Scan the material that follows. Copy every line containing the word "screenshot".
— Start of MATERIAL PROVIDED —
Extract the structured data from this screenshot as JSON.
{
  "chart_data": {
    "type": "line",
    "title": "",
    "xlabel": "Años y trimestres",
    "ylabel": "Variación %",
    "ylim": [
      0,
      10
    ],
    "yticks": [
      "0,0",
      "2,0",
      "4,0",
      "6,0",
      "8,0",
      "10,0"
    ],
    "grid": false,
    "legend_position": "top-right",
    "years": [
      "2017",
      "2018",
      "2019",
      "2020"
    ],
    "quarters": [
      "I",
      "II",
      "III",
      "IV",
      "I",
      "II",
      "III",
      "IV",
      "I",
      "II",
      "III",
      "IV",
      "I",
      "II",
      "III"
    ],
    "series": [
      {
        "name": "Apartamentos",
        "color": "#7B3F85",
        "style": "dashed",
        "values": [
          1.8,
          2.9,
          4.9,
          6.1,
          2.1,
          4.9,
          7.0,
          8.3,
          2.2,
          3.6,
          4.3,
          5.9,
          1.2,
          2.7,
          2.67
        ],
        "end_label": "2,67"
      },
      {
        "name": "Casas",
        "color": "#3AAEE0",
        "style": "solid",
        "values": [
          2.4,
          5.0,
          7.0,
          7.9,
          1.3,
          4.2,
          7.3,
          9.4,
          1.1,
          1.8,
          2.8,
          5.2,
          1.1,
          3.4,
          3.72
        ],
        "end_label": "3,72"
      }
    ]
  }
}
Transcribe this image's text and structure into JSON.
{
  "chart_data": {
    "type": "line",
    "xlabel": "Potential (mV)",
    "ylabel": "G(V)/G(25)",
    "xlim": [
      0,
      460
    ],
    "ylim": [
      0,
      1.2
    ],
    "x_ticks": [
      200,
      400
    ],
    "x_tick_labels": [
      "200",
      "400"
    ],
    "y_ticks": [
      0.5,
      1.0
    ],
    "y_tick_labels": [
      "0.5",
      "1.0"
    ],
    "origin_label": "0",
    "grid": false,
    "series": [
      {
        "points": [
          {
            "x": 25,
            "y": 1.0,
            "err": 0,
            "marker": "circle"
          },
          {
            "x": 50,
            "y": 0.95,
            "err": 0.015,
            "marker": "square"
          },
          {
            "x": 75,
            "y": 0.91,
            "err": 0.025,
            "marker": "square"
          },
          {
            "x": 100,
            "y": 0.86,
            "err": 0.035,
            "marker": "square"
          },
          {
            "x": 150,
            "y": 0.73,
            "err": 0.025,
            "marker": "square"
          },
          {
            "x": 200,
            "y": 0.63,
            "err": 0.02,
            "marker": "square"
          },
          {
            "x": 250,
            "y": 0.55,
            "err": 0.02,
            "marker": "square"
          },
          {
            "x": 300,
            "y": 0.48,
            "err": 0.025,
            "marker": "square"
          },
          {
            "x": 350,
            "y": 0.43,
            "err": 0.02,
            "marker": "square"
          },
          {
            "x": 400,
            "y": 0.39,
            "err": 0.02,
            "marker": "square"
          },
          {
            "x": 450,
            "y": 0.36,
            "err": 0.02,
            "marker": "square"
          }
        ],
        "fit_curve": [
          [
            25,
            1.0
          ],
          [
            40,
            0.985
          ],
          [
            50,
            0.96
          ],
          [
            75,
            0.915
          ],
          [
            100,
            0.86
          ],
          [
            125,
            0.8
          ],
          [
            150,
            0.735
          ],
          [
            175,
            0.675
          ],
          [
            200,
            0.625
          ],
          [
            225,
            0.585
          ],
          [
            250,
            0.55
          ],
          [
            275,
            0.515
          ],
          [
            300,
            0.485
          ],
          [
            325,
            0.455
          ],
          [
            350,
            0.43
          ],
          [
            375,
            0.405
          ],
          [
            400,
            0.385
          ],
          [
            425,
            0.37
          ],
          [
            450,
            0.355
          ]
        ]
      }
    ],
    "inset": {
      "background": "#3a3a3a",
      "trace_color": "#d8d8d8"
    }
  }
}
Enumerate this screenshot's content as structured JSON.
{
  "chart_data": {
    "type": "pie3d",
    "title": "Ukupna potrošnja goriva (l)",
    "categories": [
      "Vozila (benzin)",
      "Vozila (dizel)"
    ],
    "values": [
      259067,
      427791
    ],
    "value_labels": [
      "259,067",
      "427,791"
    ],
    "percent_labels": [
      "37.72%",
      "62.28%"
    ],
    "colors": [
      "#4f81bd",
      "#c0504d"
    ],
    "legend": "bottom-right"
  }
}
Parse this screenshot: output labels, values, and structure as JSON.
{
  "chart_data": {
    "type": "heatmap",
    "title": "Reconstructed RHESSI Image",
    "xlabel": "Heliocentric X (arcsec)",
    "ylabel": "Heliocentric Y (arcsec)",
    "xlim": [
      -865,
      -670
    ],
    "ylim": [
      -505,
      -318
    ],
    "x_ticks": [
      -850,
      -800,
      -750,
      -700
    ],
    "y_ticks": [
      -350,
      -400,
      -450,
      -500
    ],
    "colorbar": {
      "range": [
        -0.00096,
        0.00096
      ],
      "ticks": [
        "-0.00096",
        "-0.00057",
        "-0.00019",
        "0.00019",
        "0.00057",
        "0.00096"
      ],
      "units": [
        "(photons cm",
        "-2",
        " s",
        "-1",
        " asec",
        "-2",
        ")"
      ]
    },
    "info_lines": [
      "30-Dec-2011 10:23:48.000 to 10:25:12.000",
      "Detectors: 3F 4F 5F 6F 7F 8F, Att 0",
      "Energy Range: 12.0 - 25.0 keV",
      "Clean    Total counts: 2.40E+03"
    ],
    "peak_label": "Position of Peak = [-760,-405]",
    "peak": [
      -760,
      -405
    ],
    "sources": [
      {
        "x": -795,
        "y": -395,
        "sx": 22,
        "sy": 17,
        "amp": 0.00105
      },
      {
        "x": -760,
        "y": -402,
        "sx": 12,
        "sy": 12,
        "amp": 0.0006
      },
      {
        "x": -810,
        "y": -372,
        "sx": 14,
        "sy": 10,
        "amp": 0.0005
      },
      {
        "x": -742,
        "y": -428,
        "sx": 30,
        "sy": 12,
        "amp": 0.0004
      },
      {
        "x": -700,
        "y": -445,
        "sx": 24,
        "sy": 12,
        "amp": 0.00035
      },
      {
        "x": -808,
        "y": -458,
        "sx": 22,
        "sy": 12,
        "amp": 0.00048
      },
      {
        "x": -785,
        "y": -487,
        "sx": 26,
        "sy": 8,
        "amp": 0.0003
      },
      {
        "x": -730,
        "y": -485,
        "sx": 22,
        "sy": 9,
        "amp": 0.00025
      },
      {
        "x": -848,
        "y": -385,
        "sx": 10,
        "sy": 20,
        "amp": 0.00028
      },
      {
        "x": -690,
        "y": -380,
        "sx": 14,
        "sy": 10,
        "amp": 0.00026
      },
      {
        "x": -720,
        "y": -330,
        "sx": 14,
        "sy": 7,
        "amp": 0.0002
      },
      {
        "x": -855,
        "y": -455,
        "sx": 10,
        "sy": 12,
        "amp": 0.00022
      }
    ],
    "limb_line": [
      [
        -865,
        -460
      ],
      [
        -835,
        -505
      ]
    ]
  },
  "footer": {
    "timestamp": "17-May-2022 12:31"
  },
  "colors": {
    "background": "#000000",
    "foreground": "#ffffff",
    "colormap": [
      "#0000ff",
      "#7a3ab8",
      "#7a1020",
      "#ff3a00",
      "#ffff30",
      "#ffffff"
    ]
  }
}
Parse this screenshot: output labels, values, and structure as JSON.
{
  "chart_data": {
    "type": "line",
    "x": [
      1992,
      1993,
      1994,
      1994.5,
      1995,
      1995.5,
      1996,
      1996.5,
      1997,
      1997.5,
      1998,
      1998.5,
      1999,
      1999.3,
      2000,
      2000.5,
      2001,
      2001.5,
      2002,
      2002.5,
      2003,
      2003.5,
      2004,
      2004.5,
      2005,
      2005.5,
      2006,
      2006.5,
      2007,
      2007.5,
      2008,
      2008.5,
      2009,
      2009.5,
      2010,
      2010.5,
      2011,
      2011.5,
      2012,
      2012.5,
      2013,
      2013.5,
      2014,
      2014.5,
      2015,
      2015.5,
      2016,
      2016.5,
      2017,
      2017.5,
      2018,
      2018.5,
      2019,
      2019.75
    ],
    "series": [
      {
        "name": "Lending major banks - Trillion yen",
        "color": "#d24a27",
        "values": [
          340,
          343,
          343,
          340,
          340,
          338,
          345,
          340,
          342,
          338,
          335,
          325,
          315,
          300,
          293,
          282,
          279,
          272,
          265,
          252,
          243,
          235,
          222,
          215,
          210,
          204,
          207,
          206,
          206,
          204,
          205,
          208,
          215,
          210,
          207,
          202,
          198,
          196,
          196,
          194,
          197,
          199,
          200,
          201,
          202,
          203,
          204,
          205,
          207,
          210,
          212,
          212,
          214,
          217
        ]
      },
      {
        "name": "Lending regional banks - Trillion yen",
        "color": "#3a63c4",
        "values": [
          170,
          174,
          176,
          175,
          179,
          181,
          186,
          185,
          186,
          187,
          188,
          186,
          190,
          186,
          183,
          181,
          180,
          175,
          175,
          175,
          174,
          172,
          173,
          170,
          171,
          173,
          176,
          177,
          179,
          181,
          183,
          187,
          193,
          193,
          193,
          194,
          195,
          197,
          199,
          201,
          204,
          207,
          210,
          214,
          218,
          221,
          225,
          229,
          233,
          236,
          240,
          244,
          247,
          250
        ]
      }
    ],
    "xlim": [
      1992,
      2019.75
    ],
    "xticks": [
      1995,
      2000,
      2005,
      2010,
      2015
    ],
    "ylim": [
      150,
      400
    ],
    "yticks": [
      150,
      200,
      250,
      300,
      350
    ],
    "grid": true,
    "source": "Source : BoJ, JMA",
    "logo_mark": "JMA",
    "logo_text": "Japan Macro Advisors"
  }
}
— End of MATERIAL PROVIDED —
ANSWER:
Extract the structured data from this screenshot as JSON.
Enumerate this screenshot's content as structured JSON.
Parse this screenshot: output labels, values, and structure as JSON.
Parse this screenshot: output labels, values, and structure as JSON.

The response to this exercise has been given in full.